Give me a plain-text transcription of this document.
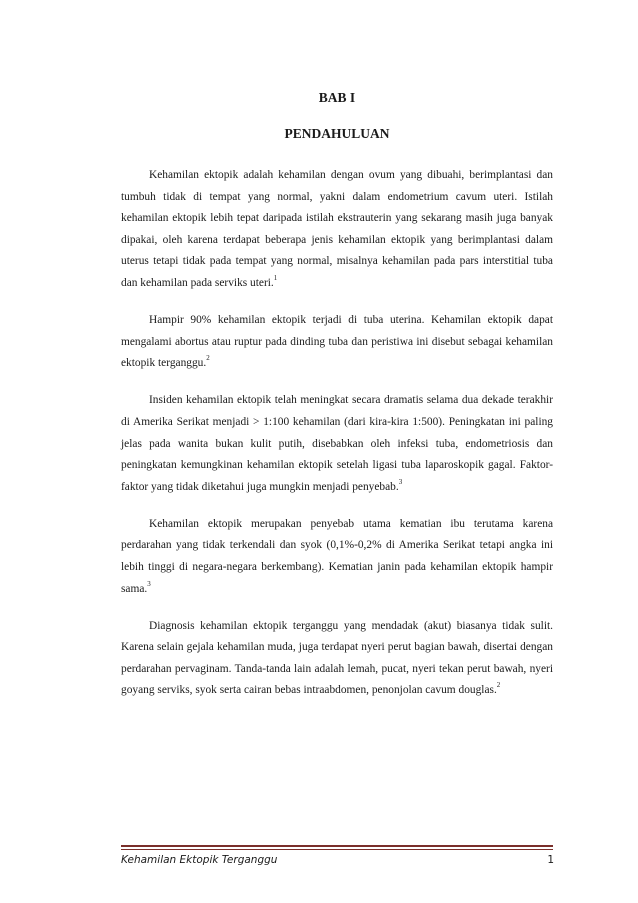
BAB I
PENDAHULUAN

Kehamilan ektopik adalah kehamilan dengan ovum yang dibuahi, berimplantasi dan tumbuh tidak di tempat yang normal, yakni dalam endometrium cavum uteri. Istilah kehamilan ektopik lebih tepat daripada istilah ekstrauterin yang sekarang masih juga banyak dipakai, oleh karena terdapat beberapa jenis kehamilan ektopik yang berimplantasi dalam uterus tetapi tidak pada tempat yang normal, misalnya kehamilan pada pars interstitial tuba dan kehamilan pada serviks uteri.$^1$

Hampir 90% kehamilan ektopik terjadi di tuba uterina. Kehamilan ektopik dapat mengalami abortus atau ruptur pada dinding tuba dan peristiwa ini disebut sebagai kehamilan ektopik terganggu.$^2$

Insiden kehamilan ektopik telah meningkat secara dramatis selama dua dekade terakhir di Amerika Serikat menjadi > 1:100 kehamilan (dari kira-kira 1:500). Peningkatan ini paling jelas pada wanita bukan kulit putih, disebabkan oleh infeksi tuba, endometriosis dan peningkatan kemungkinan kehamilan ektopik setelah ligasi tuba laparoskopik gagal. Faktor-faktor yang tidak diketahui juga mungkin menjadi penyebab.$^3$

Kehamilan ektopik merupakan penyebab utama kematian ibu terutama karena perdarahan yang tidak terkendali dan syok (0,1%-0,2% di Amerika Serikat tetapi angka ini lebih tinggi di negara-negara berkembang). Kematian janin pada kehamilan ektopik hampir sama.$^3$

Diagnosis kehamilan ektopik terganggu yang mendadak (akut) biasanya tidak sulit. Karena selain gejala kehamilan muda, juga terdapat nyeri perut bagian bawah, disertai dengan perdarahan pervaginam. Tanda-tanda lain adalah lemah, pucat, nyeri tekan perut bawah, nyeri goyang serviks, syok serta cairan bebas intraabdomen, penonjolan cavum douglas.$^2$

Kehamilan Ektopik Terganggu	1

Exercise task:
Pictures are to be left out; repeat all the remaining data exactly.

Output of the task:
Give me a plain-text transcription of this document.
BAB I
PENDAHULUAN

Kehamilan ektopik adalah kehamilan dengan ovum yang dibuahi, berimplantasi dan tumbuh tidak di tempat yang normal, yakni dalam endometrium cavum uteri. Istilah kehamilan ektopik lebih tepat daripada istilah ekstrauterin yang sekarang masih juga banyak dipakai, oleh karena terdapat beberapa jenis kehamilan ektopik yang berimplantasi dalam uterus tetapi tidak pada tempat yang normal, misalnya kehamilan pada pars interstitial tuba dan kehamilan pada serviks uteri.$^1$

Hampir 90% kehamilan ektopik terjadi di tuba uterina. Kehamilan ektopik dapat mengalami abortus atau ruptur pada dinding tuba dan peristiwa ini disebut sebagai kehamilan ektopik terganggu.$^2$

Insiden kehamilan ektopik telah meningkat secara dramatis selama dua dekade terakhir di Amerika Serikat menjadi > 1:100 kehamilan (dari kira-kira 1:500). Peningkatan ini paling jelas pada wanita bukan kulit putih, disebabkan oleh infeksi tuba, endometriosis dan peningkatan kemungkinan kehamilan ektopik setelah ligasi tuba laparoskopik gagal. Faktor-faktor yang tidak diketahui juga mungkin menjadi penyebab.$^3$

Kehamilan ektopik merupakan penyebab utama kematian ibu terutama karena perdarahan yang tidak terkendali dan syok (0,1%-0,2% di Amerika Serikat tetapi angka ini lebih tinggi di negara-negara berkembang). Kematian janin pada kehamilan ektopik hampir sama.$^3$

Diagnosis kehamilan ektopik terganggu yang mendadak (akut) biasanya tidak sulit. Karena selain gejala kehamilan muda, juga terdapat nyeri perut bagian bawah, disertai dengan perdarahan pervaginam. Tanda-tanda lain adalah lemah, pucat, nyeri tekan perut bawah, nyeri goyang serviks, syok serta cairan bebas intraabdomen, penonjolan cavum douglas.$^2$

Kehamilan Ektopik Terganggu	1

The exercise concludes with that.